### Problem set
**a.** In the passage on engine valve batches, update the part starting at "It makes sense" and ending at "last box left.", putting "bin" wherever "crate" appears.
**b.** Carry the passage on engine valve batches further from its last sentence.

### Quoted passage
◇ ◇ ◇ ◇ ◇ ◇ ◇

It makes sense that the manufacturing process would be lumping batches of valves together without mixing good batches and bad batches, meaning, a run of 600 valves are going to be thrown in a crate and that crate will be used to sequentially build 100 engines, one right after the next, all with the same batch of valves. Better for failure analysis and quality control to be able to track where these things come from. Though, I really have no idea what their manufacturing processes are, it could be that there's a faulty heat treating inductor that's one of 6, so 6 valves go in and are treated simultaneously, with one of them receiving an improper heat treat. The suspect valve is then boxed with the other 5 and the assembly worker dropping valves in holes simply has a pattern they follow, so that valve just happens to make it into cyl 6 because it was the last box left.

◇ ◇ ◇ ◇ ◇ ◇ ◇

### Extracted data
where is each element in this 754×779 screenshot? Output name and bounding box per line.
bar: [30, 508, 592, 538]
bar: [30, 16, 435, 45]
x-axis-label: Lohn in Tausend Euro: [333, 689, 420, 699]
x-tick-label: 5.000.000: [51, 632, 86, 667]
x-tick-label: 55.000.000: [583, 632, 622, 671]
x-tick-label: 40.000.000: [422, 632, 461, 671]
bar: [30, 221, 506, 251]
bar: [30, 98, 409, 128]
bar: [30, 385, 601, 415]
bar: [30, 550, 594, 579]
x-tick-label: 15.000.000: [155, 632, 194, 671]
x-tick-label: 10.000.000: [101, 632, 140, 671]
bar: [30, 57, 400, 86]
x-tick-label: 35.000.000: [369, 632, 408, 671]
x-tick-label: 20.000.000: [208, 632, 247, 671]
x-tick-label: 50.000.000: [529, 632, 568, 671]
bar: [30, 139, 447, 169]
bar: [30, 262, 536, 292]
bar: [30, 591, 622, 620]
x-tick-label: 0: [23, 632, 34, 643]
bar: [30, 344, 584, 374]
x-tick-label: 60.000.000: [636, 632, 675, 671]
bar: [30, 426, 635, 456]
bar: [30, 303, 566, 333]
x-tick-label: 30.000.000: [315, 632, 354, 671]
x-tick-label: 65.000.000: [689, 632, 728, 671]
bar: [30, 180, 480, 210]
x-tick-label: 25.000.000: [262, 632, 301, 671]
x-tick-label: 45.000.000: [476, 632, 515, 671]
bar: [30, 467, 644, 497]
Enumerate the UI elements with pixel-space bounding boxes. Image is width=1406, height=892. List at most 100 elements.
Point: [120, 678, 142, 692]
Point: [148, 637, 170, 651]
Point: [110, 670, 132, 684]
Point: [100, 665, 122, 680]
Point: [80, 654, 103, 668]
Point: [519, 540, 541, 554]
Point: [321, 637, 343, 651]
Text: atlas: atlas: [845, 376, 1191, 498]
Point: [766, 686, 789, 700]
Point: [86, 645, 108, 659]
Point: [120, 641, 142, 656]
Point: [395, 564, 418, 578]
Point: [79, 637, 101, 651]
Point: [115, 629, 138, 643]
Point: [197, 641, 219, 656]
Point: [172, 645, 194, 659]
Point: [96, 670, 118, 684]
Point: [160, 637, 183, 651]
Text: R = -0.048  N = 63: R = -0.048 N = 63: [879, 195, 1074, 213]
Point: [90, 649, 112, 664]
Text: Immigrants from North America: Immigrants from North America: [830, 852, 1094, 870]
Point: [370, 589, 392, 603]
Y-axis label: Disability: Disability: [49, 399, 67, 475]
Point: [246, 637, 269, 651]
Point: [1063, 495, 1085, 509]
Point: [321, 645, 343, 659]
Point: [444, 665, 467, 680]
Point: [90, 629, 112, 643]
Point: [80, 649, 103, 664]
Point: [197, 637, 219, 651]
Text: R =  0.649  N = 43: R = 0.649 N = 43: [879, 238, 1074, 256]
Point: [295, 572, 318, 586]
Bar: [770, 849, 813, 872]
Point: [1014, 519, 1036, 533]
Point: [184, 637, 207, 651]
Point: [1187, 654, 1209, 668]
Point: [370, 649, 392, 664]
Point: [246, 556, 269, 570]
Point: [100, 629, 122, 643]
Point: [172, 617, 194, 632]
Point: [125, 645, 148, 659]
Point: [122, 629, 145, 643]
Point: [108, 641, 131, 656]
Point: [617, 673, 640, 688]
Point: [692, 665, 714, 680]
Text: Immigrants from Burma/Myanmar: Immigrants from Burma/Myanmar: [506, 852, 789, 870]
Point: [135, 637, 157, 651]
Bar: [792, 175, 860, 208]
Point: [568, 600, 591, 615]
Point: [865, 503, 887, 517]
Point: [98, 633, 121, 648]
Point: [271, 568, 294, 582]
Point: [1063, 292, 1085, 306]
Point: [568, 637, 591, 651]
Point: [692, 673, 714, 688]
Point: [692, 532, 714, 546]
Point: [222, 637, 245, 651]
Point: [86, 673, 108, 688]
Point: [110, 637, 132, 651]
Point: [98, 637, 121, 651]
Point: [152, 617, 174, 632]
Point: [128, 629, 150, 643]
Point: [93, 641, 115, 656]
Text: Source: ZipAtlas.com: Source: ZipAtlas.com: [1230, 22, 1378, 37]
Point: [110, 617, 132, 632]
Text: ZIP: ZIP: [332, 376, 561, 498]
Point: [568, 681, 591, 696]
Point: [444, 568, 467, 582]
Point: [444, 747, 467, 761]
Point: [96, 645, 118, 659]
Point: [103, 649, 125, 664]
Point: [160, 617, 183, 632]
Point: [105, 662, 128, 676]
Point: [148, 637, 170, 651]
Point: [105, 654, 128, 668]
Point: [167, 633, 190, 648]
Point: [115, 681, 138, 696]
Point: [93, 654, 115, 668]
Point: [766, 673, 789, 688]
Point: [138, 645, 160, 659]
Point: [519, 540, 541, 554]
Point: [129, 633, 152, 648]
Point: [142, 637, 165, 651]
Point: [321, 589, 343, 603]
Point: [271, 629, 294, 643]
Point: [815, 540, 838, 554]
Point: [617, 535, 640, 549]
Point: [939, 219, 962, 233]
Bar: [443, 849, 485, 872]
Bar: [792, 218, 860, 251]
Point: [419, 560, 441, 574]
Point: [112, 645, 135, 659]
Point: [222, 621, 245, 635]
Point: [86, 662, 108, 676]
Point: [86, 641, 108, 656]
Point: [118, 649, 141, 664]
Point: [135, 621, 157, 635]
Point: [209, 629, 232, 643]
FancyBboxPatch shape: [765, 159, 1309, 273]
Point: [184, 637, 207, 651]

◇ ◇ ◇ ◇ ◇ ◇ ◇

### Responses to the tasks
**a.**
It makes sense that the manufacturing process would be lumping batches of valves together without mixing good batches and bad batches, meaning, a run of 600 valves are going to be thrown in a bin and that bin will be used to sequentially build 100 engines, one right after the next, all with the same batch of valves. Better for failure analysis and quality control to be able to track where these things come from. Though, I really have no idea what their manufacturing processes are, it could be that there's a faulty heat treating inductor that's one of 6, so 6 valves go in and are treated simultaneously, with one of them receiving an improper heat treat. The suspect valve is then boxed with the other 5 and the assembly worker dropping valves in holes simply has a pattern they follow, so that valve just happens to make it into cyl 6 because it was the last box left.

**b.**
Heat cycles are usually what cause engine component failure, you get them hot and then cool them off, they grow and shrink and internal stresses build while grain structure is altered, until something eventually gives. For them to fail without warning and so catastrophically, even during initial startup or warmup as some have had rather than making runs down the drag strip, leads me to believe our valves or valve retainers are experiencing stress fracturing from improper heat treatment (other problems would arise if our engines were the cause of excessive heat stress, like loss of compression, detonation, preignition, overheating, etc.). Stress fracturing comes suddenly and often without indication. Happens occasionally (too often lol) when I quench knives too, unfortunately.

All of this is speculation until someone can inspect a few dead engines and come up with commonality between them, then compare to known good engines. Test the rockwell hardness of the valves or rig them up in a tension load cell and see what kind of numbers they get, that sort of thing. Even then, we'll probably never get to the bottom of it without Ford admitting the entire thing and detailing where it all went wrong in the process.
The heat cycle theory is why I switched from sport mode to normal mode to see if that would induce the failure.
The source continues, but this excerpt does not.